REQUIREMENTS -> Below are records; count the lines in them that hold "hist" and give only the count.

>> begin SUPPLIED DATA

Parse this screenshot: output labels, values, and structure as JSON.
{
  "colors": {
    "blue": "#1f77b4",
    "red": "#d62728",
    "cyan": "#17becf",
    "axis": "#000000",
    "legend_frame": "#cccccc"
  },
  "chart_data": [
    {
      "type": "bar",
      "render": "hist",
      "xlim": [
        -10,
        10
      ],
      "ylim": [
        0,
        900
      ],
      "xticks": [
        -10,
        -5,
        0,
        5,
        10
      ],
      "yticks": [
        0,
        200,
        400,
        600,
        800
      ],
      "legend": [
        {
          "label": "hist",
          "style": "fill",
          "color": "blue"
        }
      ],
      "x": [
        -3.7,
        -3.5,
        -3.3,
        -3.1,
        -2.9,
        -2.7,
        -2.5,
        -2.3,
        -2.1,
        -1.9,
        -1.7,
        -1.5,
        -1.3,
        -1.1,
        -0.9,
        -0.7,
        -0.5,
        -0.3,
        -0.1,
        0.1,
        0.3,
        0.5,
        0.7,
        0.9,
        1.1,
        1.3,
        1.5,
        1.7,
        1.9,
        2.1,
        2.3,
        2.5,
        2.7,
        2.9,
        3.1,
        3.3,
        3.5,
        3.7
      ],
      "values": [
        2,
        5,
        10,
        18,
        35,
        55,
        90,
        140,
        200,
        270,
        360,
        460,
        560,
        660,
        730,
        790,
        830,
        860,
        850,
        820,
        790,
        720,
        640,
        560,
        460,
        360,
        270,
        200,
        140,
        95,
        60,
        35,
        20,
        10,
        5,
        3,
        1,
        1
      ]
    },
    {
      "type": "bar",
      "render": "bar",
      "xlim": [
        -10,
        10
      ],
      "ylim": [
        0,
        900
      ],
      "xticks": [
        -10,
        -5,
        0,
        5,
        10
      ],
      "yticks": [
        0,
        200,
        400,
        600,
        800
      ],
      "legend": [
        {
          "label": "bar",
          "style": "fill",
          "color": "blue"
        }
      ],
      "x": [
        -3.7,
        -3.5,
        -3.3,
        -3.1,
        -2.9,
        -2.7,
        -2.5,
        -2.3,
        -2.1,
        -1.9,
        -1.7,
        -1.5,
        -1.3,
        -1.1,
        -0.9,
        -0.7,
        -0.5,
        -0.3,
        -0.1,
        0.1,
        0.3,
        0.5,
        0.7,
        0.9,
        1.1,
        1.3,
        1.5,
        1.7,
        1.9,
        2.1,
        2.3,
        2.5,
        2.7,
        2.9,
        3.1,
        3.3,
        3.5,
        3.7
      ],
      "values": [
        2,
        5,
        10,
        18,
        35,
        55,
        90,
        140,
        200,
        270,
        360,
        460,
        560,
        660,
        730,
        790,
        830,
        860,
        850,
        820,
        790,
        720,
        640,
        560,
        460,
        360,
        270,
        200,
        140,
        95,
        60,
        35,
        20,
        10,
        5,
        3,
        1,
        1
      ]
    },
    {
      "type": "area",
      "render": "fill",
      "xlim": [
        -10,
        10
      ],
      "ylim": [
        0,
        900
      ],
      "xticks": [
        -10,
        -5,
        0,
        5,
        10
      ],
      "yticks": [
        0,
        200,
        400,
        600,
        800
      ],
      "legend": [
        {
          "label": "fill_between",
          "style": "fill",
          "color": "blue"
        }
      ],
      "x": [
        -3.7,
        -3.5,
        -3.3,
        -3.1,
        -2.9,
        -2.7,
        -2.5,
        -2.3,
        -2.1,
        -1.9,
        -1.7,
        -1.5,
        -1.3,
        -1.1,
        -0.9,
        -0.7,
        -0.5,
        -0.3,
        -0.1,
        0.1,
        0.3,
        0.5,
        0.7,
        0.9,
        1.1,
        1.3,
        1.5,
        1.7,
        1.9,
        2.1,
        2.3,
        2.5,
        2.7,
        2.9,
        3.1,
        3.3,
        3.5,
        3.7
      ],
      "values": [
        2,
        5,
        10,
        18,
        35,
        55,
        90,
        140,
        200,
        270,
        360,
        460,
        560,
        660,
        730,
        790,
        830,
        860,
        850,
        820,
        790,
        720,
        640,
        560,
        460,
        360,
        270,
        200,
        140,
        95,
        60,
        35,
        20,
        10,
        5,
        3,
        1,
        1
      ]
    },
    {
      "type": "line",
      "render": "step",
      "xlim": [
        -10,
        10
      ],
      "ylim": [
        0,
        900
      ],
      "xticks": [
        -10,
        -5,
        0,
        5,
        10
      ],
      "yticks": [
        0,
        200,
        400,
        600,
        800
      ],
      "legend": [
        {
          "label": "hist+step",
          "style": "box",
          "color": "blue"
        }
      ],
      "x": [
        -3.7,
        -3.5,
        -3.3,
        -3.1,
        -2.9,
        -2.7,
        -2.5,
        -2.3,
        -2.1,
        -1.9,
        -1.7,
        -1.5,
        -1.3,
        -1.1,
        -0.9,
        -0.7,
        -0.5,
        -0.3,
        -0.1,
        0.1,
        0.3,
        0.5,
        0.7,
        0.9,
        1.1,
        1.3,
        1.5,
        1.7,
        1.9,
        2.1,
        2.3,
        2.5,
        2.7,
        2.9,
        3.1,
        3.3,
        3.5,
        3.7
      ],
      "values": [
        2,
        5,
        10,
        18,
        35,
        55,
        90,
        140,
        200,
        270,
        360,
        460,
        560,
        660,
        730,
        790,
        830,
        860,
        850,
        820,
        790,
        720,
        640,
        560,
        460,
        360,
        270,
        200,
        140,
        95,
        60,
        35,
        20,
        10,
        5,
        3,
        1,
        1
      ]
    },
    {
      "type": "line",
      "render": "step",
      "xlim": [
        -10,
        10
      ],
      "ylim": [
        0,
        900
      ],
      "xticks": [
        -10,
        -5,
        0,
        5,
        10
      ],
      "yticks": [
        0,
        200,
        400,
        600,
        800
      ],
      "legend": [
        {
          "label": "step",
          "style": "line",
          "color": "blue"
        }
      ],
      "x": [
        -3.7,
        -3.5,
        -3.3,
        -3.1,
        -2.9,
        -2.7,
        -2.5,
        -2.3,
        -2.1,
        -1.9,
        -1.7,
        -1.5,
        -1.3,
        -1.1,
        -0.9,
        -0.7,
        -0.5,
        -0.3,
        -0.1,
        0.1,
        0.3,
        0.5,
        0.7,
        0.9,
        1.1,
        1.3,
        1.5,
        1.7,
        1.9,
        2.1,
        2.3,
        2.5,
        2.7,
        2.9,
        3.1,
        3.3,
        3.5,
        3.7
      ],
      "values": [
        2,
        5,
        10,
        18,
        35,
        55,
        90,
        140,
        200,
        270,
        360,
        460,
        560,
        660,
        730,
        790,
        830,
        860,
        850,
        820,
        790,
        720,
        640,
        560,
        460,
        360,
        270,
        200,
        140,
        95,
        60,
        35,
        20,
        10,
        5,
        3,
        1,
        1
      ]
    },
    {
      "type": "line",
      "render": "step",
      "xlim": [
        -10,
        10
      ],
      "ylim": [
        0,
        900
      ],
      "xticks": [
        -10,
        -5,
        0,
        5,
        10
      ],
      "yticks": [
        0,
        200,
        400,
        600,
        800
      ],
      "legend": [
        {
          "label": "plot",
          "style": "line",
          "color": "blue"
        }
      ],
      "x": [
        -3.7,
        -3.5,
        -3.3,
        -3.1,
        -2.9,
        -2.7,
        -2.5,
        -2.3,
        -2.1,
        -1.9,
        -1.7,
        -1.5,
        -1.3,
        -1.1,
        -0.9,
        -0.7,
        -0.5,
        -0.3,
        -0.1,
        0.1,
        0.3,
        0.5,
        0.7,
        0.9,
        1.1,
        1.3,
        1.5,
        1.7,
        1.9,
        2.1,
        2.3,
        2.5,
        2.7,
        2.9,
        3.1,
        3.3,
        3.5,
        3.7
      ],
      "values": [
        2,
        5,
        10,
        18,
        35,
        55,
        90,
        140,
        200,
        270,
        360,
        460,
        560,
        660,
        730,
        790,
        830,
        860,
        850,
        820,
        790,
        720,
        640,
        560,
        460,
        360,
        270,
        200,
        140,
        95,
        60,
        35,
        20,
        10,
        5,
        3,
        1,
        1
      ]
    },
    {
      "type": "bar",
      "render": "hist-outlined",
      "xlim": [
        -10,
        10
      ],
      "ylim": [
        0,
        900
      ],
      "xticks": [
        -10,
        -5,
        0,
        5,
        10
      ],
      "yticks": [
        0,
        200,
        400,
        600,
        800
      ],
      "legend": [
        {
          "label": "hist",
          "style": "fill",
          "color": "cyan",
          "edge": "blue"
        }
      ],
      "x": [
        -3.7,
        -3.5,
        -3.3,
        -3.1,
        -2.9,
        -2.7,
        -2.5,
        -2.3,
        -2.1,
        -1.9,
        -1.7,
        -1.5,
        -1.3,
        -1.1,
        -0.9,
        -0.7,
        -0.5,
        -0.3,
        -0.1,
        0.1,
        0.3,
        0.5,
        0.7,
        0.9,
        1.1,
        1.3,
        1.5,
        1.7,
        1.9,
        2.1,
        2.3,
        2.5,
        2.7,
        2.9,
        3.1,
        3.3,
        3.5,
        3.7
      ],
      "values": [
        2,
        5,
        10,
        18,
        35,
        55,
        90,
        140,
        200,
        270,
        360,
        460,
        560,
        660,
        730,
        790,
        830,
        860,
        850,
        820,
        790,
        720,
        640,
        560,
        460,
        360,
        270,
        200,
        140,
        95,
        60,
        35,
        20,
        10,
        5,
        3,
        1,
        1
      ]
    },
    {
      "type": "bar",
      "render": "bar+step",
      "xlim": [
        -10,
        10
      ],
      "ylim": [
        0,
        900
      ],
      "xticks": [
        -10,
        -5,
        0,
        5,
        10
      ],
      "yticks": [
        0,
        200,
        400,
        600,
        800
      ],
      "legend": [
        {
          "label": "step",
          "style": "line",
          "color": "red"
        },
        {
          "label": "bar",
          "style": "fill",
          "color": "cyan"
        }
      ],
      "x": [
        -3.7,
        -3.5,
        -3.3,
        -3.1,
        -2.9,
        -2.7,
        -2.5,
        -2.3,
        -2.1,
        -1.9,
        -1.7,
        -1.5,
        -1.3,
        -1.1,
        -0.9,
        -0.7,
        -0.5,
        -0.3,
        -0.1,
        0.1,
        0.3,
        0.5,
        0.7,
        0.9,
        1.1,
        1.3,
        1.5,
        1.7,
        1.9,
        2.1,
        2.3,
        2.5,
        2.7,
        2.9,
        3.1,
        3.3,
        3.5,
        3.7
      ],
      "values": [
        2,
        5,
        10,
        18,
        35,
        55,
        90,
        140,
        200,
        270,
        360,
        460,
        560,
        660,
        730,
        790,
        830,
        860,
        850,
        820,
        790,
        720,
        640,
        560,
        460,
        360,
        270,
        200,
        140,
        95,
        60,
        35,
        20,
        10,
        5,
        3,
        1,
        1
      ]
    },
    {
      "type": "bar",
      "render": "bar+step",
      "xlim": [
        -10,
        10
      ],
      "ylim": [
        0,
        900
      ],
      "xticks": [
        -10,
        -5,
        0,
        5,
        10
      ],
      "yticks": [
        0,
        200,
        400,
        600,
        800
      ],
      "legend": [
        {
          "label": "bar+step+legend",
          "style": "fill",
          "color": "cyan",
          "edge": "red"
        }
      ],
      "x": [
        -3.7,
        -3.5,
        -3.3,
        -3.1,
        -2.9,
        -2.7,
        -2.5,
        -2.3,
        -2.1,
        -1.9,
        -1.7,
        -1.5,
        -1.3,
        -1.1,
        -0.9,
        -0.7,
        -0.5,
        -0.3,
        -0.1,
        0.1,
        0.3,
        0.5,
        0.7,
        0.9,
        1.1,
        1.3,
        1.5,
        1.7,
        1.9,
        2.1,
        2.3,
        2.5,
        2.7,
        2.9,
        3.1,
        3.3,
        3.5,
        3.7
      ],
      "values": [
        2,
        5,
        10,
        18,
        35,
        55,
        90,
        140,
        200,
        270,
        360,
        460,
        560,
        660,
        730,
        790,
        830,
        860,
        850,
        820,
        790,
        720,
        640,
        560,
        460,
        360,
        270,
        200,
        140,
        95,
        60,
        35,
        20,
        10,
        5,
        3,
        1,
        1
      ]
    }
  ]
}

>> end SUPPLIED DATA

REPLY -> 5